# TASK DIRECTIONS
Repeat each line word for word.

# ENTRIES SUPPLIED
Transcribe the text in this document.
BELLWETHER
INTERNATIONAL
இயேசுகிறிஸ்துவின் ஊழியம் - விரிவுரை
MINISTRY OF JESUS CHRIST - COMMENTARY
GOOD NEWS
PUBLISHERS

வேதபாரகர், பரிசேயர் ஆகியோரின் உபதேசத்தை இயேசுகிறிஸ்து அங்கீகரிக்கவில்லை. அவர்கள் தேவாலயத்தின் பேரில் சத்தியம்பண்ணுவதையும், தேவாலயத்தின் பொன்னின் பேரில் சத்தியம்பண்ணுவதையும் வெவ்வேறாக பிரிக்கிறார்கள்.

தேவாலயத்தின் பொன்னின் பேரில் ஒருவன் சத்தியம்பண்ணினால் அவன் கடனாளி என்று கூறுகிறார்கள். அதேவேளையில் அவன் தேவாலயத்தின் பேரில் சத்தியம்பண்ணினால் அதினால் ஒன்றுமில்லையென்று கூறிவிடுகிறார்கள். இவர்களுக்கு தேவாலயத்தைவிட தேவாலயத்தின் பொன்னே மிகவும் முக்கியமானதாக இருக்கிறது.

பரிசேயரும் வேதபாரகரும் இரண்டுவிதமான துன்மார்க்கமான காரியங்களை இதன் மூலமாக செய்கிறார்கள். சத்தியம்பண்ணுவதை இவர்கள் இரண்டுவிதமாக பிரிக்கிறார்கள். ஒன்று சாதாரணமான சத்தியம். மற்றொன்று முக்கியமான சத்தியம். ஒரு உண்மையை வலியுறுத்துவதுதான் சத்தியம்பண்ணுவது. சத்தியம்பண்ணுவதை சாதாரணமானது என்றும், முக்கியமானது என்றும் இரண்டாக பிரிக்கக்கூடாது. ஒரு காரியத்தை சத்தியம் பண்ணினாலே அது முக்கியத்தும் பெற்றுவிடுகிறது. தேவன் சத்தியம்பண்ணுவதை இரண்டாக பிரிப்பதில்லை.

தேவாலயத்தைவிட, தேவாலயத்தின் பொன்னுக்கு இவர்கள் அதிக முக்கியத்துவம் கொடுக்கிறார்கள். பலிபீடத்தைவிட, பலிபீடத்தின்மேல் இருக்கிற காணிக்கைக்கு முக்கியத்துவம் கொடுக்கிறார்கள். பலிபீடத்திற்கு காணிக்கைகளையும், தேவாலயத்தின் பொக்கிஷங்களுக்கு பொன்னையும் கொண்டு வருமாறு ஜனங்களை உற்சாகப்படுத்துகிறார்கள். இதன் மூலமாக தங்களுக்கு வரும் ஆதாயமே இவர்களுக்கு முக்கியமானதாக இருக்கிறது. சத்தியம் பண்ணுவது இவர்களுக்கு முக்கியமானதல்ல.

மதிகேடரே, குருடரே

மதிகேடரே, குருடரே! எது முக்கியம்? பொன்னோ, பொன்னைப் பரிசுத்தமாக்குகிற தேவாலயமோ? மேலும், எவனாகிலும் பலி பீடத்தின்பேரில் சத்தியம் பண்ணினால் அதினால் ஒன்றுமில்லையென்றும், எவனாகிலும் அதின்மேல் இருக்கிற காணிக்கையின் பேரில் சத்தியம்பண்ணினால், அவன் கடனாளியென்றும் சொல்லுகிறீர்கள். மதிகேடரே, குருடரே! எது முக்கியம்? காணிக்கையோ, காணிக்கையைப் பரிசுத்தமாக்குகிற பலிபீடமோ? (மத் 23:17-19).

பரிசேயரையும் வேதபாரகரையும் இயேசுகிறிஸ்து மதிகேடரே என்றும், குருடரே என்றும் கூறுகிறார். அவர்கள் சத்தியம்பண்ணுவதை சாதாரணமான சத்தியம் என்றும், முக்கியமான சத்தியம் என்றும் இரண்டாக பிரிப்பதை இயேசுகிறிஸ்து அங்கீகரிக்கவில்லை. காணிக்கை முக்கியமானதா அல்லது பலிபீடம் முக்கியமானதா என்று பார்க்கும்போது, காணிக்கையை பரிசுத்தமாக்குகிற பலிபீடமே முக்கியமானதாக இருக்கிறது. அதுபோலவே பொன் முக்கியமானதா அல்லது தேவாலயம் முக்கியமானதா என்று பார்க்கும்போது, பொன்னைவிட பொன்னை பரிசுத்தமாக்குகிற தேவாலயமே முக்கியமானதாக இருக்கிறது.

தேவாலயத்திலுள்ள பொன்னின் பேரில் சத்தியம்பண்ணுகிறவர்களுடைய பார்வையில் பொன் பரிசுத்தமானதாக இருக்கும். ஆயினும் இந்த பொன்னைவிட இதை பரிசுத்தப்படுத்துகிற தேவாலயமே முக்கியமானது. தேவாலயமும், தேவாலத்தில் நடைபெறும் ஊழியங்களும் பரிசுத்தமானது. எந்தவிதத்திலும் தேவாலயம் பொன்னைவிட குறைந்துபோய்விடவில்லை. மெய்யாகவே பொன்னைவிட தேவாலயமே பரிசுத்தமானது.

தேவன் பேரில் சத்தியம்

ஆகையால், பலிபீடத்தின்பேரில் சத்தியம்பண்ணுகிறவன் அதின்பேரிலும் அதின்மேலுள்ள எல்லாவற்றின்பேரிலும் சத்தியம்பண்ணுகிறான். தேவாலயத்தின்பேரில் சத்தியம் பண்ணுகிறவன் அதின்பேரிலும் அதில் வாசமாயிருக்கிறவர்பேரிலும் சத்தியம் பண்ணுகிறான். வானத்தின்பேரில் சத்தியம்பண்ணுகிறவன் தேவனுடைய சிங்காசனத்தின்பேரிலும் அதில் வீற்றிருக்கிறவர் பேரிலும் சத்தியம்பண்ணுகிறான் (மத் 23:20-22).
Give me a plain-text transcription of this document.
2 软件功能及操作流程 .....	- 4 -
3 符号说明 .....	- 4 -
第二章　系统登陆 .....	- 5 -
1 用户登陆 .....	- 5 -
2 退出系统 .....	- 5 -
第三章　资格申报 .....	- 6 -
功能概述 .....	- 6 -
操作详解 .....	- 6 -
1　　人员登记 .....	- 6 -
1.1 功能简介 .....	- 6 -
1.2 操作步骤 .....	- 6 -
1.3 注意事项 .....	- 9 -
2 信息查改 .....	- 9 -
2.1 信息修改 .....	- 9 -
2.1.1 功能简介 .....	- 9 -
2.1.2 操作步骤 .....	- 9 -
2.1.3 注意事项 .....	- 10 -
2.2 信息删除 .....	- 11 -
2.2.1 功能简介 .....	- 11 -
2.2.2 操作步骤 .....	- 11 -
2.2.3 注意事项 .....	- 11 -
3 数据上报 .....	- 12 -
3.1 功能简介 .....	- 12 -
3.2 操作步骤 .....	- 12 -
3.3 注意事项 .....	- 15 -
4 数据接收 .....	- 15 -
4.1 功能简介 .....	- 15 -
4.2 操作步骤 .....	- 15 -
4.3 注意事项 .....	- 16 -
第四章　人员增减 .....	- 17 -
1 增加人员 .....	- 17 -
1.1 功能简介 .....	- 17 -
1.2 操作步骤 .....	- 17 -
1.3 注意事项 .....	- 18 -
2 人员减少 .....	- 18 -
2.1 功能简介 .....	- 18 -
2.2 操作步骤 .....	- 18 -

# SOLUTION FOR THIS EXERCISE
Transcribe the text in this document.
BELLWETHER
INTERNATIONAL
இயேசுகிறிஸ்துவின் ஊழியம் - விரிவுரை
MINISTRY OF JESUS CHRIST - COMMENTARY
GOOD NEWS
PUBLISHERS

வேதபாரகர், பரிசேயர் ஆகியோரின் உபதேசத்தை இயேசுகிறிஸ்து அங்கீகரிக்கவில்லை. அவர்கள் தேவாலயத்தின் பேரில் சத்தியம்பண்ணுவதையும், தேவாலயத்தின் பொன்னின் பேரில் சத்தியம்பண்ணுவதையும் வெவ்வேறாக பிரிக்கிறார்கள்.

தேவாலயத்தின் பொன்னின் பேரில் ஒருவன் சத்தியம்பண்ணினால் அவன் கடனாளி என்று கூறுகிறார்கள். அதேவேளையில் அவன் தேவாலயத்தின் பேரில் சத்தியம்பண்ணினால் அதினால் ஒன்றுமில்லையென்று கூறிவிடுகிறார்கள். இவர்களுக்கு தேவாலயத்தைவிட தேவாலயத்தின் பொன்னே மிகவும் முக்கியமானதாக இருக்கிறது.

பரிசேயரும் வேதபாரகரும் இரண்டுவிதமான துன்மார்க்கமான காரியங்களை இதன் மூலமாக செய்கிறார்கள். சத்தியம்பண்ணுவதை இவர்கள் இரண்டுவிதமாக பிரிக்கிறார்கள். ஒன்று சாதாரணமான சத்தியம். மற்றொன்று முக்கியமான சத்தியம். ஒரு உண்மையை வலியுறுத்துவதுதான் சத்தியம்பண்ணுவது. சத்தியம்பண்ணுவதை சாதாரணமானது என்றும், முக்கியமானது என்றும் இரண்டாக பிரிக்கக்கூடாது. ஒரு காரியத்தை சத்தியம் பண்ணினாலே அது முக்கியத்தும் பெற்றுவிடுகிறது. தேவன் சத்தியம்பண்ணுவதை இரண்டாக பிரிப்பதில்லை.

தேவாலயத்தைவிட, தேவாலயத்தின் பொன்னுக்கு இவர்கள் அதிக முக்கியத்துவம் கொடுக்கிறார்கள். பலிபீடத்தைவிட, பலிபீடத்தின்மேல் இருக்கிற காணிக்கைக்கு முக்கியத்துவம் கொடுக்கிறார்கள். பலிபீடத்திற்கு காணிக்கைகளையும், தேவாலயத்தின் பொக்கிஷங்களுக்கு பொன்னையும் கொண்டு வருமாறு ஜனங்களை உற்சாகப்படுத்துகிறார்கள். இதன் மூலமாக தங்களுக்கு வரும் ஆதாயமே இவர்களுக்கு முக்கியமானதாக இருக்கிறது. சத்தியம் பண்ணுவது இவர்களுக்கு முக்கியமானதல்ல.

மதிகேடரே, குருடரே

மதிகேடரே, குருடரே! எது முக்கியம்? பொன்னோ, பொன்னைப் பரிசுத்தமாக்குகிற தேவாலயமோ? மேலும், எவனாகிலும் பலி பீடத்தின்பேரில் சத்தியம் பண்ணினால் அதினால் ஒன்றுமில்லையென்றும், எவனாகிலும் அதின்மேல் இருக்கிற காணிக்கையின் பேரில் சத்தியம்பண்ணினால், அவன் கடனாளியென்றும் சொல்லுகிறீர்கள். மதிகேடரே, குருடரே! எது முக்கியம்? காணிக்கையோ, காணிக்கையைப் பரிசுத்தமாக்குகிற பலிபீடமோ? (மத் 23:17-19).

பரிசேயரையும் வேதபாரகரையும் இயேசுகிறிஸ்து மதிகேடரே என்றும், குருடரே என்றும் கூறுகிறார். அவர்கள் சத்தியம்பண்ணுவதை சாதாரணமான சத்தியம் என்றும், முக்கியமான சத்தியம் என்றும் இரண்டாக பிரிப்பதை இயேசுகிறிஸ்து அங்கீகரிக்கவில்லை. காணிக்கை முக்கியமானதா அல்லது பலிபீடம் முக்கியமானதா என்று பார்க்கும்போது, காணிக்கையை பரிசுத்தமாக்குகிற பலிபீடமே முக்கியமானதாக இருக்கிறது. அதுபோலவே பொன் முக்கியமானதா அல்லது தேவாலயம் முக்கியமானதா என்று பார்க்கும்போது, பொன்னைவிட பொன்னை பரிசுத்தமாக்குகிற தேவாலயமே முக்கியமானதாக இருக்கிறது.

தேவாலயத்திலுள்ள பொன்னின் பேரில் சத்தியம்பண்ணுகிறவர்களுடைய பார்வையில் பொன் பரிசுத்தமானதாக இருக்கும். ஆயினும் இந்த பொன்னைவிட இதை பரிசுத்தப்படுத்துகிற தேவாலயமே முக்கியமானது. தேவாலயமும், தேவாலத்தில் நடைபெறும் ஊழியங்களும் பரிசுத்தமானது. எந்தவிதத்திலும் தேவாலயம் பொன்னைவிட குறைந்துபோய்விடவில்லை. மெய்யாகவே பொன்னைவிட தேவாலயமே பரிசுத்தமானது.

தேவன் பேரில் சத்தியம்

ஆகையால், பலிபீடத்தின்பேரில் சத்தியம்பண்ணுகிறவன் அதின்பேரிலும் அதின்மேலுள்ள எல்லாவற்றின்பேரிலும் சத்தியம்பண்ணுகிறான். தேவாலயத்தின்பேரில் சத்தியம் பண்ணுகிறவன் அதின்பேரிலும் அதில் வாசமாயிருக்கிறவர்பேரிலும் சத்தியம் பண்ணுகிறான். வானத்தின்பேரில் சத்தியம்பண்ணுகிறவன் தேவனுடைய சிங்காசனத்தின்பேரிலும் அதில் வீற்றிருக்கிறவர் பேரிலும் சத்தியம்பண்ணுகிறான் (மத் 23:20-22).
Give me a plain-text transcription of this document.
2 软件功能及操作流程 .....	- 4 -
3 符号说明 .....	- 4 -
第二章　系统登陆 .....	- 5 -
1 用户登陆 .....	- 5 -
2 退出系统 .....	- 5 -
第三章　资格申报 .....	- 6 -
功能概述 .....	- 6 -
操作详解 .....	- 6 -
1　　人员登记 .....	- 6 -
1.1 功能简介 .....	- 6 -
1.2 操作步骤 .....	- 6 -
1.3 注意事项 .....	- 9 -
2 信息查改 .....	- 9 -
2.1 信息修改 .....	- 9 -
2.1.1 功能简介 .....	- 9 -
2.1.2 操作步骤 .....	- 9 -
2.1.3 注意事项 .....	- 10 -
2.2 信息删除 .....	- 11 -
2.2.1 功能简介 .....	- 11 -
2.2.2 操作步骤 .....	- 11 -
2.2.3 注意事项 .....	- 11 -
3 数据上报 .....	- 12 -
3.1 功能简介 .....	- 12 -
3.2 操作步骤 .....	- 12 -
3.3 注意事项 .....	- 15 -
4 数据接收 .....	- 15 -
4.1 功能简介 .....	- 15 -
4.2 操作步骤 .....	- 15 -
4.3 注意事项 .....	- 16 -
第四章　人员增减 .....	- 17 -
1 增加人员 .....	- 17 -
1.1 功能简介 .....	- 17 -
1.2 操作步骤 .....	- 17 -
1.3 注意事项 .....	- 18 -
2 人员减少 .....	- 18 -
2.1 功能简介 .....	- 18 -
2.2 操作步骤 .....	- 18 -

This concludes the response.